And thanks @Jianchun1 for the report that this is working for you in production! It's very helpful data.

@timabbott
Contributor

@kou I found time to take another detailed look at this, and tested it out; things went smoothly except for a couple small issues:

  • It seems the enable/disable scripts need to run as root, but they aren't run under sudo in the docs; can you update the docs?
  • Do you need to add the universe repository in the provision.py file?

I have a few questions about how pgroonga's release and packaging process works:

  • Is there a plan for PGroonga being included in Debian upstream (and thus eventually Ubuntu)?
  • To what extent is PGroonga in a stable state of development? E.g. can we assume that it won't have major backwards-incompatible upgrades in the future? If so, we should at least document this status.
  • If we're going to be using the PPA in all Zulip production environments, we're putting all Zulip users at (hopefully small) risk of apt-get upgrade breaking their system, so I'd like to understand the tradeoffs there. An alternative, more conservative approach could be to only add the Pgroonga PPA and package in production if the feature is enabled, so problems with PGroonga can only affect those sites that are using it. We can do easily that by making a separate puppet manifest for it. (I think it's fine to have it installed in development for everyone).

DIRECTIVES:
a - Give every @-prefixed user handle that appears in the PGroonga thread.
b - Write the next part of the PGroonga thread, picking up right after its final sentence.
The rows after the PGroonga thread are separate material and unrelated to it.

Element placement data:
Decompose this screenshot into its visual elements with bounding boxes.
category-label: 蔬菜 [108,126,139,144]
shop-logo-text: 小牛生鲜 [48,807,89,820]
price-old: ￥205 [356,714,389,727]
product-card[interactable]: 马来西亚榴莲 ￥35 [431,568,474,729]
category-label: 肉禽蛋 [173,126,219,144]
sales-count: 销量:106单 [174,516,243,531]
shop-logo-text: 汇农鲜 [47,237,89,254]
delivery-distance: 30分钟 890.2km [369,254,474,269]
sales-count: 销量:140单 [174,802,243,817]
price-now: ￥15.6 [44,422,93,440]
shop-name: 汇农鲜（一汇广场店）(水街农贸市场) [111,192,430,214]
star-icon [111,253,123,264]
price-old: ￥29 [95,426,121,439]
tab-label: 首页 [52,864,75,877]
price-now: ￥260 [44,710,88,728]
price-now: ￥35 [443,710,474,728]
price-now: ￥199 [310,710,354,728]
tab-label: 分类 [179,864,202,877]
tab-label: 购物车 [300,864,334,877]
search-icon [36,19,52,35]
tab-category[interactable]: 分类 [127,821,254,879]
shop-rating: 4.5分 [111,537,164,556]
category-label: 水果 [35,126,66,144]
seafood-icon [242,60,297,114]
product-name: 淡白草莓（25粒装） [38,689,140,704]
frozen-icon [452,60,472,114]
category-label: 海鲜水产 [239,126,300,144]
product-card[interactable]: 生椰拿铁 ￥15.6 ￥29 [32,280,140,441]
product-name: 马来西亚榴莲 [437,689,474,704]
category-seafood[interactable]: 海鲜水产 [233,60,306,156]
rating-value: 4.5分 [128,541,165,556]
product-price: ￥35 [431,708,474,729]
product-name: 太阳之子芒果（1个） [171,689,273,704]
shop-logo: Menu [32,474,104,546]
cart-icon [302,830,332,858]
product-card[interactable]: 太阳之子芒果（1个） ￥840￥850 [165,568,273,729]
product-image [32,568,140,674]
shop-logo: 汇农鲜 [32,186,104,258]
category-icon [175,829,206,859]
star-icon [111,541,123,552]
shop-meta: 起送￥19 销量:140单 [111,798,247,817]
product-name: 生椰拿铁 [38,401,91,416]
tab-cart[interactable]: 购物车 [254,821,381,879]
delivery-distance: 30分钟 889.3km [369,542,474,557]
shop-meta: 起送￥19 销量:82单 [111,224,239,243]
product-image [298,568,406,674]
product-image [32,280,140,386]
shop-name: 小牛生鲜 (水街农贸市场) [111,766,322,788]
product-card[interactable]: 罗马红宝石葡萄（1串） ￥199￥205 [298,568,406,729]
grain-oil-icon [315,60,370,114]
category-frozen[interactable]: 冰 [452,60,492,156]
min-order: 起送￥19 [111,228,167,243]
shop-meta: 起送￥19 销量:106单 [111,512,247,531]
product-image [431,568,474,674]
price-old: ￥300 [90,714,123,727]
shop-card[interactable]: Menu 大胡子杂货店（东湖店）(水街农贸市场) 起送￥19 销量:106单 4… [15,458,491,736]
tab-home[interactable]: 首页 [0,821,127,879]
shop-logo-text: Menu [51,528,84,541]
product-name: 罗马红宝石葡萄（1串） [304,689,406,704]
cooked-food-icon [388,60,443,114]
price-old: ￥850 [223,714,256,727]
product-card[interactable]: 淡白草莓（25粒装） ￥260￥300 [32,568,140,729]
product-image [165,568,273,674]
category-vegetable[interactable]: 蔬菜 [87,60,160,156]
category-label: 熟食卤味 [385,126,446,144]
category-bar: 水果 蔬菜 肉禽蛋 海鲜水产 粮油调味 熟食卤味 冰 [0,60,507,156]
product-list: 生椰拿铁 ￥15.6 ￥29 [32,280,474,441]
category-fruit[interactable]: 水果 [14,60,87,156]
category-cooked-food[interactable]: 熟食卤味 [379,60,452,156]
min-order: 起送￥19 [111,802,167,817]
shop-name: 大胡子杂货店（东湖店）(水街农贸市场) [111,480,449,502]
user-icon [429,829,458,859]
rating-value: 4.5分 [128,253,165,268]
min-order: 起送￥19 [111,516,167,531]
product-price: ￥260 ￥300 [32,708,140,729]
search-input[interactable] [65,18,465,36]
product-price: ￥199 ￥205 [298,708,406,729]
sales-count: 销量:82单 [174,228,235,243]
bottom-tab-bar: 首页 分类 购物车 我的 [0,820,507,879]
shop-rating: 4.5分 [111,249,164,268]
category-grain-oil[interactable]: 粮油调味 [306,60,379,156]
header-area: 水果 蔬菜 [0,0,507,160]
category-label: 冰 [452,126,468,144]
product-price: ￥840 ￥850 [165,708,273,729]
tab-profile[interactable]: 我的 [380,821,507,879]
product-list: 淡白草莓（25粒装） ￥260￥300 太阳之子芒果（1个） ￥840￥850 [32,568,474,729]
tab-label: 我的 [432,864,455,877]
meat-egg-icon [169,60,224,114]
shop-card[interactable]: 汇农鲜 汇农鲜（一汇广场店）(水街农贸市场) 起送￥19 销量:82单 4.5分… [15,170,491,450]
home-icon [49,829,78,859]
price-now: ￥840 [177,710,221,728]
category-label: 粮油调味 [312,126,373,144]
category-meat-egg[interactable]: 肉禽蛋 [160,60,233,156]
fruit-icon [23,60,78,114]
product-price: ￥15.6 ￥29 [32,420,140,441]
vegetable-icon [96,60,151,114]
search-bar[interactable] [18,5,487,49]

WRITTEN ANSWERS:
a - @Jianchun1, @timabbott, @kou

b -
  • To what extent can we expect the PGroonga PPA to have packages for all major versions of Ubuntu (+ supported Postgres versions), and to be kept up to date with any security updates?
  • Is there benchmark data on the performance of PGroonga compares with Postgres' built-in full-text search? I think I'd want to have that before switching our full-text search to use it for everything (as opposed to just an option), which seems like the long-term path (since full-text search working in all languages is clearly better than just working in some).

In the meantime I can work on writing the rest of the docs on our full-text search system, so that we can remove the TODOs from this pull request.

@timabbott
Contributor

BTW, thanks for your work on this and the upstream PGroonga tool -- I'm definitely excited about being able to offer full-text search not just in English!

@kou
Contributor
kou commented Jun 18, 2016 edited
  • It seems the enable/disable scripts need to run as root, but they aren't run under sudo in the docs; can you update the docs?

Sure. I've added the following description:

The following processes should be executed as the root user. Run:

sudo -i

The description is based on https://zulip.org/server.html :

The installation process should be executed as the root user. Run:

sudo -i


  • Do you need to add the universe repository in the provision.py file?

Yes. postgresql-9.4-pgroonga package depends on liblz4-1 package. It's in the universe repository in Ubuntu 14.04: http://packages.ubuntu.com/trusty/liblz4-1

It's in the main repository since Ubuntu 16.04: http://packages.ubuntu.com/xenial/liblz4-1

@kou
Contributor
kou commented Jun 18, 2016
  • Is there a plan for PGroonga being included in Debian upstream (and thus eventually Ubuntu)?

Unfortunately, no.

  • To what extent is PGroonga in a stable state of development? E.g. can we assume that it won't have major backwards-incompatible upgrades in the future? If so, we should at least document this status.

PGroonga 1.x keeps backward compatibility. (The current version is 1.1.0.)

But PGroonga 2.0.0 introduces backward incompatible changes. PGroonga users need to recreate PGroonga indexes and change SQL (custom operators in WHERE). PGroonga 2.0.0 will be released within a year.

I'll send a pull request when PGroonga 2.0.0 is released.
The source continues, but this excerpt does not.